TEXTO DO EXERCÍCIO -
*-*-*
Recurso foi apresentado ao STF
Nesta sexta-feira (24), a defesa do ex-presidente Jair Bolsonaro recorreu ao Supremo Tribunal Federal (STF) para derrubar a decisão do ministro Alexandre de Moraes que proíbe o recebimento de visitas com finalidade político-eleitoral. Os advogados pedem que a medida seja revista pelo ministro ou analisada pela Primeira Turma da Corte
No recurso, a defesa afirma que a restrição é genérica e não tem respaldo na Constituição ou na legislação. Segundo os advogados, a suspensão dos direitos políticos de Bolsonaro não impede sua liberdade de manifestação.
– A suspensão dos direitos políticos prevista na Constituição não autoriza a imposição de limitações à liberdade de pensamento e de manifestação de ideias, tampouco a ampliação das cautelares anteriormente impostas para vedar, de forma genérica, a divulgação de manifestações político-eleitorais por qualquer meio ou a imposição de restrições fundadas em conceitos jurídicos indeterminado – diz o recurso.
*-*-*
INFORMAÇÕES FORNECIDAS -
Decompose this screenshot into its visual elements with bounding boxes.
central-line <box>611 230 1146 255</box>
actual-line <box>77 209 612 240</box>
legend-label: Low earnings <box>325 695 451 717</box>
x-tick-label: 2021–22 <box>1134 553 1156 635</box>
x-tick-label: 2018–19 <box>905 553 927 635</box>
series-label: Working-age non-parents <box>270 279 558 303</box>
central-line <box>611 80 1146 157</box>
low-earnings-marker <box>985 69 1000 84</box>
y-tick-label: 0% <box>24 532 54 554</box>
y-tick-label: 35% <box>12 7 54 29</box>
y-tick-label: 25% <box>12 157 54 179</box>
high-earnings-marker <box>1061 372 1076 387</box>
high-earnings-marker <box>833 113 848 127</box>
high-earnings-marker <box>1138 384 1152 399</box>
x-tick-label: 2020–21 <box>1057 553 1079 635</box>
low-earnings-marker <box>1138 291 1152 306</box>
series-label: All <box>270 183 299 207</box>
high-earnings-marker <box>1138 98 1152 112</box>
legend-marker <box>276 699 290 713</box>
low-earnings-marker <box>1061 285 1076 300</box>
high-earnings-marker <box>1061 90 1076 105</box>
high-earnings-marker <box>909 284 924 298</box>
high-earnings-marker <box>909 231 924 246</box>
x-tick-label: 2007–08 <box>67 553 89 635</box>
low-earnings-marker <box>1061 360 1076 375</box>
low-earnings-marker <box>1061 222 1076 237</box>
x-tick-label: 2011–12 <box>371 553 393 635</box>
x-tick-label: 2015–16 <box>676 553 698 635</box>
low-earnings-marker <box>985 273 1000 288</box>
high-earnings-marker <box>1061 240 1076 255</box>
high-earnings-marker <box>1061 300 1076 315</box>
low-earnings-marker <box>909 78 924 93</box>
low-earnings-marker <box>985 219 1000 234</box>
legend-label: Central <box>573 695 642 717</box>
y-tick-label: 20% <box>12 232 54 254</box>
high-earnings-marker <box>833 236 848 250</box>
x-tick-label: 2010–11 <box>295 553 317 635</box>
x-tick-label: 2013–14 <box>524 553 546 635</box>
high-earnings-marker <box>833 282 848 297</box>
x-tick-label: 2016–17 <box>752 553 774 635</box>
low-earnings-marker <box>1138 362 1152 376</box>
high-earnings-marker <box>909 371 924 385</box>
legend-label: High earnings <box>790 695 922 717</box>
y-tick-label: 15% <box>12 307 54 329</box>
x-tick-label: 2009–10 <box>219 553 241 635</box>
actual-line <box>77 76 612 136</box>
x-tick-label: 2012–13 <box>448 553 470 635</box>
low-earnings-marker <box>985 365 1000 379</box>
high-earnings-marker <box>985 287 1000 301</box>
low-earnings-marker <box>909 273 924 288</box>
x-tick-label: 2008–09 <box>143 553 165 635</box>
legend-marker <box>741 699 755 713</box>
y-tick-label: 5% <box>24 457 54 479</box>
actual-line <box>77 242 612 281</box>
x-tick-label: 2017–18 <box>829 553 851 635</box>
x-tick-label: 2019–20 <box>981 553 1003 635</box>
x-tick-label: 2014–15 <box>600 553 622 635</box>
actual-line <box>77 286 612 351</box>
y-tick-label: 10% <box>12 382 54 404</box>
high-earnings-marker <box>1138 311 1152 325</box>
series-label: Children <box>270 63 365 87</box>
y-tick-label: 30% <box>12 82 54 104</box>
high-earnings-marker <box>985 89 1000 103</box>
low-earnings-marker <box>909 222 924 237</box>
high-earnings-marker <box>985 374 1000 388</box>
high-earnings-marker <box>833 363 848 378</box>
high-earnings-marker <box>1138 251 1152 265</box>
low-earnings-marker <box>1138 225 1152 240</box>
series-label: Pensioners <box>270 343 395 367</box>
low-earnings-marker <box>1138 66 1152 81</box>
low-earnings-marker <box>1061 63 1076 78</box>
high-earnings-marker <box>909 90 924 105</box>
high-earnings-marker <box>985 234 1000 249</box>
*-*-*
TAREFA PROPOSTA -
Com base no texto sobre o recurso ao STF, responda:
(a) Em que dia a defesa apresentou o recurso?
(b) Por quem os advogados pedem que a medida seja revista ou analisada?
(c) Segundo a defesa, em que a restrição não tem respaldo?

RESPOSTA DO EXERCÍCIO -
(a) Na sexta-feira (24).
(b) Pelo ministro Alexandre de Moraes ou pela Primeira Turma da Corte.
(c) Na Constituição ou na legislação.